Records from a collection
>>>

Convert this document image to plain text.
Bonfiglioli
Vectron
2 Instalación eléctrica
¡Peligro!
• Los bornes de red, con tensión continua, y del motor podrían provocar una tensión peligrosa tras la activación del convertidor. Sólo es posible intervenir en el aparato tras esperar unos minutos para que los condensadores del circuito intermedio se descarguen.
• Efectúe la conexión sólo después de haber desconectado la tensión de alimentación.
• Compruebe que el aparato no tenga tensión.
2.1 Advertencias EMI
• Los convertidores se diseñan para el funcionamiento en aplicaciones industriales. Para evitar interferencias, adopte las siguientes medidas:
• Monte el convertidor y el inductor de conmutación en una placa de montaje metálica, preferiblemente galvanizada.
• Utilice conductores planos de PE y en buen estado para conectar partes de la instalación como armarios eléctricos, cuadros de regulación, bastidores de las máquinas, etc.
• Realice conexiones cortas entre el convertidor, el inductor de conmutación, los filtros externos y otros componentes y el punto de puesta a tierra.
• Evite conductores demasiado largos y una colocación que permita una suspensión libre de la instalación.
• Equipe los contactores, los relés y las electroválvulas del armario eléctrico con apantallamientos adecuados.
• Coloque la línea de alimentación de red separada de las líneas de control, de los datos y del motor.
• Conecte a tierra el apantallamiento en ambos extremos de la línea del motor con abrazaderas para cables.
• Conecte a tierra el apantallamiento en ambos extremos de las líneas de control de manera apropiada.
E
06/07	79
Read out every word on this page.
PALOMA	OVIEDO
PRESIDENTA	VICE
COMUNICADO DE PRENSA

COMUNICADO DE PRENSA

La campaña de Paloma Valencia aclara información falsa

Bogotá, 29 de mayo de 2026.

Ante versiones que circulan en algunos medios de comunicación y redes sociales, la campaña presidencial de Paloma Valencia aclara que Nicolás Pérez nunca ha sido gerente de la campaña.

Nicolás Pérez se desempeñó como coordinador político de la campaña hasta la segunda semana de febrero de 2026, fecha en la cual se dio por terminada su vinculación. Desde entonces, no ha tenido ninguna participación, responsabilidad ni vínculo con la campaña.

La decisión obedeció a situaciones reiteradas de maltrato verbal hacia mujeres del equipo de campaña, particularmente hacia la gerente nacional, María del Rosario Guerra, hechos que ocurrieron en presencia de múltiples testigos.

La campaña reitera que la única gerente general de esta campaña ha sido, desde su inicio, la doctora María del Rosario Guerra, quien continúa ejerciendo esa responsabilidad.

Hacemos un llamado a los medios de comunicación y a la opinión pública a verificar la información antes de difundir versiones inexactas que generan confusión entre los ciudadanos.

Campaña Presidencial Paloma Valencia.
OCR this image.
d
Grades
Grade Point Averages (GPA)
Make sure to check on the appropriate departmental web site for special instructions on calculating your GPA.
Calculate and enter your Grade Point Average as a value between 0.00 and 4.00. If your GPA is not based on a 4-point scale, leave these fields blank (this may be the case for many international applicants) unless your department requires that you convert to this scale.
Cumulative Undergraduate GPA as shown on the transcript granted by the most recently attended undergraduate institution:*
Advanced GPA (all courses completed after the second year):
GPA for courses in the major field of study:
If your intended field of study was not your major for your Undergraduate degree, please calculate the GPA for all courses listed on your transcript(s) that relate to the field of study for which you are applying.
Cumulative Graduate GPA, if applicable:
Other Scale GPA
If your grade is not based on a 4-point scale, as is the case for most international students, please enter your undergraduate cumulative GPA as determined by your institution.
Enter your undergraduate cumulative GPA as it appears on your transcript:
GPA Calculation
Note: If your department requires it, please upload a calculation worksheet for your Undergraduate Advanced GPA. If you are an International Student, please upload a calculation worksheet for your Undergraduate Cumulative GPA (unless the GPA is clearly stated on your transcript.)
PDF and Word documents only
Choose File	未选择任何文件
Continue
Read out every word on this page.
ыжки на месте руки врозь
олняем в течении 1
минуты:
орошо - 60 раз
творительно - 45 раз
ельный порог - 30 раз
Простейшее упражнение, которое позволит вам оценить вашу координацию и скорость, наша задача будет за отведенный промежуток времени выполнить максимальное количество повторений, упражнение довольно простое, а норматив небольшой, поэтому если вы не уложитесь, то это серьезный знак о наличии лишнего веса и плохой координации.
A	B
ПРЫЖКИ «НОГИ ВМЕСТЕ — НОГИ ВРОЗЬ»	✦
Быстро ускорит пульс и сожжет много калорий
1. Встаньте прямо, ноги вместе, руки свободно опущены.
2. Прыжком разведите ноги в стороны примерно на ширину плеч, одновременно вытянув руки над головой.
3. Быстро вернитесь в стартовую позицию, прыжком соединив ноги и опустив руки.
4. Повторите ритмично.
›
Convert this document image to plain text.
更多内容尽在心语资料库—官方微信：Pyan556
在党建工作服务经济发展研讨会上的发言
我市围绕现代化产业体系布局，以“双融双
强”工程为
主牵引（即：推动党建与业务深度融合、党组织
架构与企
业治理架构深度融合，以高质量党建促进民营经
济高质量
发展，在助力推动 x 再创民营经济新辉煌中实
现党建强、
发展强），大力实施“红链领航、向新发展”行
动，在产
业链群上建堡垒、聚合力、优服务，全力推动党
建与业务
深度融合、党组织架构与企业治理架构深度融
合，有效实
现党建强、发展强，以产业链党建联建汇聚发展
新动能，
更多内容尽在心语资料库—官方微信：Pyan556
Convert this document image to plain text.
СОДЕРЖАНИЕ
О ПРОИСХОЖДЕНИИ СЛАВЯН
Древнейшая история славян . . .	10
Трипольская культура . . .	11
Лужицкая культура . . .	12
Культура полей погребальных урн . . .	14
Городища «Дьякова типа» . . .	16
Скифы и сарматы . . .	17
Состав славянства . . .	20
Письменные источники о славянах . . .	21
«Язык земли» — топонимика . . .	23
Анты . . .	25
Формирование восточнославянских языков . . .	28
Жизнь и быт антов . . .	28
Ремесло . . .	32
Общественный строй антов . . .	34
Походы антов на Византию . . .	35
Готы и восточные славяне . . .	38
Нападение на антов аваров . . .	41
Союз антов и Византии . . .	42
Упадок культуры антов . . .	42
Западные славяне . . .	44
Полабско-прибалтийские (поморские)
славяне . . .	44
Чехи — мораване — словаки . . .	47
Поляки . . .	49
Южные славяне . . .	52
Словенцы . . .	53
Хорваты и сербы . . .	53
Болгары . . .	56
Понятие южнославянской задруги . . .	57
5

<<<

Exercise:
Print every line of the records exactly. Omit nothing.

Solution to this task:
Convert this document image to plain text.
Bonfiglioli
Vectron
2 Instalación eléctrica
¡Peligro!
• Los bornes de red, con tensión continua, y del motor podrían provocar una tensión peligrosa tras la activación del convertidor. Sólo es posible intervenir en el aparato tras esperar unos minutos para que los condensadores del circuito intermedio se descarguen.
• Efectúe la conexión sólo después de haber desconectado la tensión de alimentación.
• Compruebe que el aparato no tenga tensión.
2.1 Advertencias EMI
• Los convertidores se diseñan para el funcionamiento en aplicaciones industriales. Para evitar interferencias, adopte las siguientes medidas:
• Monte el convertidor y el inductor de conmutación en una placa de montaje metálica, preferiblemente galvanizada.
• Utilice conductores planos de PE y en buen estado para conectar partes de la instalación como armarios eléctricos, cuadros de regulación, bastidores de las máquinas, etc.
• Realice conexiones cortas entre el convertidor, el inductor de conmutación, los filtros externos y otros componentes y el punto de puesta a tierra.
• Evite conductores demasiado largos y una colocación que permita una suspensión libre de la instalación.
• Equipe los contactores, los relés y las electroválvulas del armario eléctrico con apantallamientos adecuados.
• Coloque la línea de alimentación de red separada de las líneas de control, de los datos y del motor.
• Conecte a tierra el apantallamiento en ambos extremos de la línea del motor con abrazaderas para cables.
• Conecte a tierra el apantallamiento en ambos extremos de las líneas de control de manera apropiada.
E
06/07	79
Read out every word on this page.
PALOMA	OVIEDO
PRESIDENTA	VICE
COMUNICADO DE PRENSA

COMUNICADO DE PRENSA

La campaña de Paloma Valencia aclara información falsa

Bogotá, 29 de mayo de 2026.

Ante versiones que circulan en algunos medios de comunicación y redes sociales, la campaña presidencial de Paloma Valencia aclara que Nicolás Pérez nunca ha sido gerente de la campaña.

Nicolás Pérez se desempeñó como coordinador político de la campaña hasta la segunda semana de febrero de 2026, fecha en la cual se dio por terminada su vinculación. Desde entonces, no ha tenido ninguna participación, responsabilidad ni vínculo con la campaña.

La decisión obedeció a situaciones reiteradas de maltrato verbal hacia mujeres del equipo de campaña, particularmente hacia la gerente nacional, María del Rosario Guerra, hechos que ocurrieron en presencia de múltiples testigos.

La campaña reitera que la única gerente general de esta campaña ha sido, desde su inicio, la doctora María del Rosario Guerra, quien continúa ejerciendo esa responsabilidad.

Hacemos un llamado a los medios de comunicación y a la opinión pública a verificar la información antes de difundir versiones inexactas que generan confusión entre los ciudadanos.

Campaña Presidencial Paloma Valencia.
OCR this image.
d
Grades
Grade Point Averages (GPA)
Make sure to check on the appropriate departmental web site for special instructions on calculating your GPA.
Calculate and enter your Grade Point Average as a value between 0.00 and 4.00. If your GPA is not based on a 4-point scale, leave these fields blank (this may be the case for many international applicants) unless your department requires that you convert to this scale.
Cumulative Undergraduate GPA as shown on the transcript granted by the most recently attended undergraduate institution:*
Advanced GPA (all courses completed after the second year):
GPA for courses in the major field of study:
If your intended field of study was not your major for your Undergraduate degree, please calculate the GPA for all courses listed on your transcript(s) that relate to the field of study for which you are applying.
Cumulative Graduate GPA, if applicable:
Other Scale GPA
If your grade is not based on a 4-point scale, as is the case for most international students, please enter your undergraduate cumulative GPA as determined by your institution.
Enter your undergraduate cumulative GPA as it appears on your transcript:
GPA Calculation
Note: If your department requires it, please upload a calculation worksheet for your Undergraduate Advanced GPA. If you are an International Student, please upload a calculation worksheet for your Undergraduate Cumulative GPA (unless the GPA is clearly stated on your transcript.)
PDF and Word documents only
Choose File	未选择任何文件
Continue
Read out every word on this page.
ыжки на месте руки врозь
олняем в течении 1
минуты:
орошо - 60 раз
творительно - 45 раз
ельный порог - 30 раз
Простейшее упражнение, которое позволит вам оценить вашу координацию и скорость, наша задача будет за отведенный промежуток времени выполнить максимальное количество повторений, упражнение довольно простое, а норматив небольшой, поэтому если вы не уложитесь, то это серьезный знак о наличии лишнего веса и плохой координации.
A	B
ПРЫЖКИ «НОГИ ВМЕСТЕ — НОГИ ВРОЗЬ»	✦
Быстро ускорит пульс и сожжет много калорий
1. Встаньте прямо, ноги вместе, руки свободно опущены.
2. Прыжком разведите ноги в стороны примерно на ширину плеч, одновременно вытянув руки над головой.
3. Быстро вернитесь в стартовую позицию, прыжком соединив ноги и опустив руки.
4. Повторите ритмично.
›
Convert this document image to plain text.
更多内容尽在心语资料库—官方微信：Pyan556
在党建工作服务经济发展研讨会上的发言
我市围绕现代化产业体系布局，以“双融双
强”工程为
主牵引（即：推动党建与业务深度融合、党组织
架构与企
业治理架构深度融合，以高质量党建促进民营经
济高质量
发展，在助力推动 x 再创民营经济新辉煌中实
现党建强、
发展强），大力实施“红链领航、向新发展”行
动，在产
业链群上建堡垒、聚合力、优服务，全力推动党
建与业务
深度融合、党组织架构与企业治理架构深度融
合，有效实
现党建强、发展强，以产业链党建联建汇聚发展
新动能，
更多内容尽在心语资料库—官方微信：Pyan556
Convert this document image to plain text.
СОДЕРЖАНИЕ
О ПРОИСХОЖДЕНИИ СЛАВЯН
Древнейшая история славян . . .	10
Трипольская культура . . .	11
Лужицкая культура . . .	12
Культура полей погребальных урн . . .	14
Городища «Дьякова типа» . . .	16
Скифы и сарматы . . .	17
Состав славянства . . .	20
Письменные источники о славянах . . .	21
«Язык земли» — топонимика . . .	23
Анты . . .	25
Формирование восточнославянских языков . . .	28
Жизнь и быт антов . . .	28
Ремесло . . .	32
Общественный строй антов . . .	34
Походы антов на Византию . . .	35
Готы и восточные славяне . . .	38
Нападение на антов аваров . . .	41
Союз антов и Византии . . .	42
Упадок культуры антов . . .	42
Западные славяне . . .	44
Полабско-прибалтийские (поморские)
славяне . . .	44
Чехи — мораване — словаки . . .	47
Поляки . . .	49
Южные славяне . . .	52
Словенцы . . .	53
Хорваты и сербы . . .	53
Болгары . . .	56
Понятие южнославянской задруги . . .	57
5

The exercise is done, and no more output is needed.